DIRECTIONS
Without including any pictures, write out the listing below exactly.
━━━━━ EXTRACTED RECORDS ━━━━━
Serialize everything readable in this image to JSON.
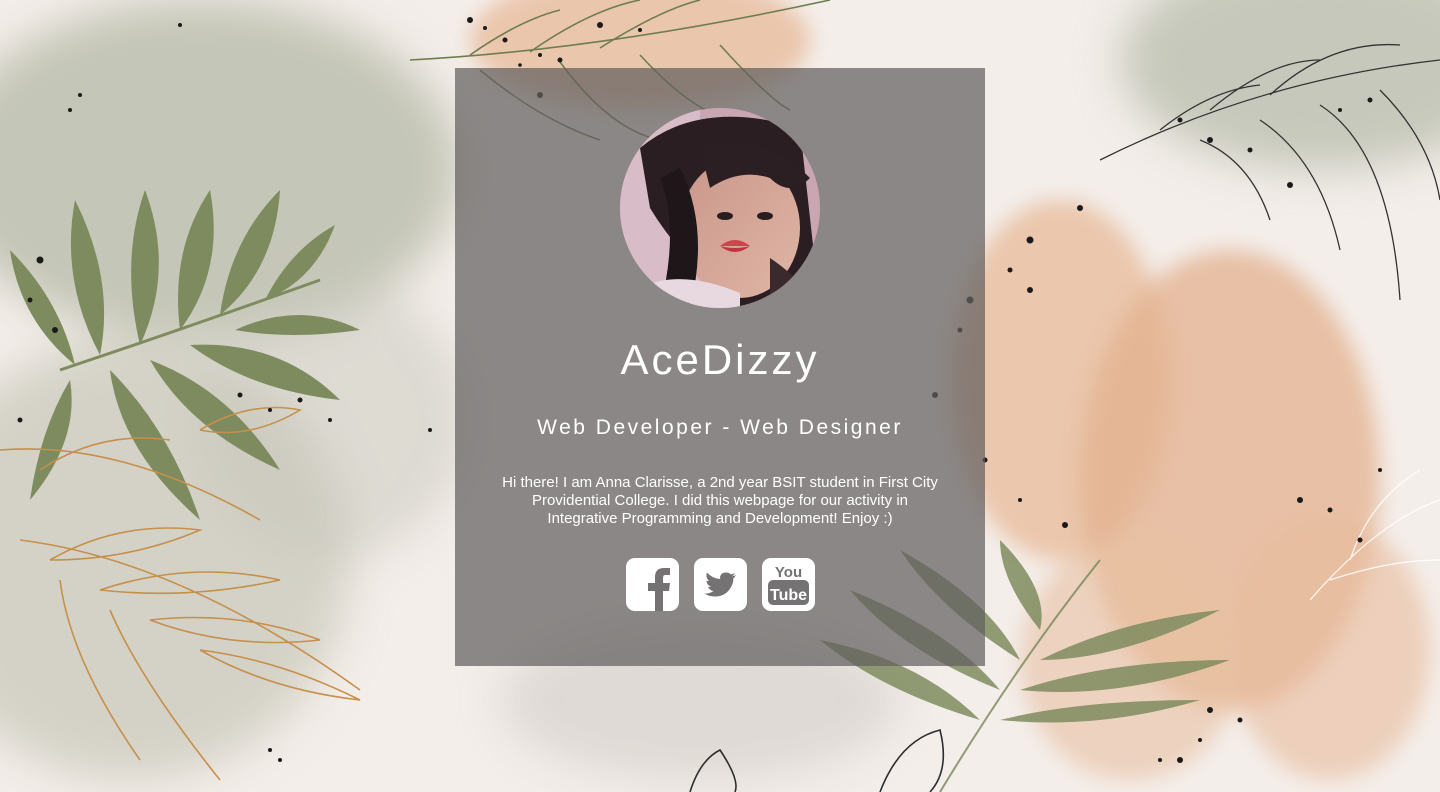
{
  "profile": {
    "name": "AceDizzy",
    "role": "Web Developer - Web Designer",
    "bio": "Hi there! I am Anna Clarisse, a 2nd year BSIT student in First City Providential College. I did this webpage for our activity in Integrative Programming and Development! Enjoy :)"
  },
  "socials": [
    {
      "name": "facebook",
      "icon": "facebook-icon"
    },
    {
      "name": "twitter",
      "icon": "twitter-icon"
    },
    {
      "name": "youtube",
      "icon": "youtube-icon",
      "text_top": "You",
      "text_bottom": "Tube"
    }
  ],
  "colors": {
    "card_bg": "#626060",
    "text": "#ffffff",
    "leaf_green": "#7d8a5e",
    "leaf_gold": "#c4914f",
    "wash_peach": "#e6b898",
    "wash_sage": "#b9bcac"
  }
}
━━━━━
OUTPUT OF THE EXERCISE
Serialize everything readable in this image to JSON.
{
  "profile": {
    "name": "AceDizzy",
    "role": "Web Developer - Web Designer",
    "bio": "Hi there! I am Anna Clarisse, a 2nd year BSIT student in First City Providential College. I did this webpage for our activity in Integrative Programming and Development! Enjoy :)"
  },
  "socials": [
    {
      "name": "facebook",
      "icon": "facebook-icon"
    },
    {
      "name": "twitter",
      "icon": "twitter-icon"
    },
    {
      "name": "youtube",
      "icon": "youtube-icon",
      "text_top": "You",
      "text_bottom": "Tube"
    }
  ],
  "colors": {
    "card_bg": "#626060",
    "text": "#ffffff",
    "leaf_green": "#7d8a5e",
    "leaf_gold": "#c4914f",
    "wash_peach": "#e6b898",
    "wash_sage": "#b9bcac"
  }
}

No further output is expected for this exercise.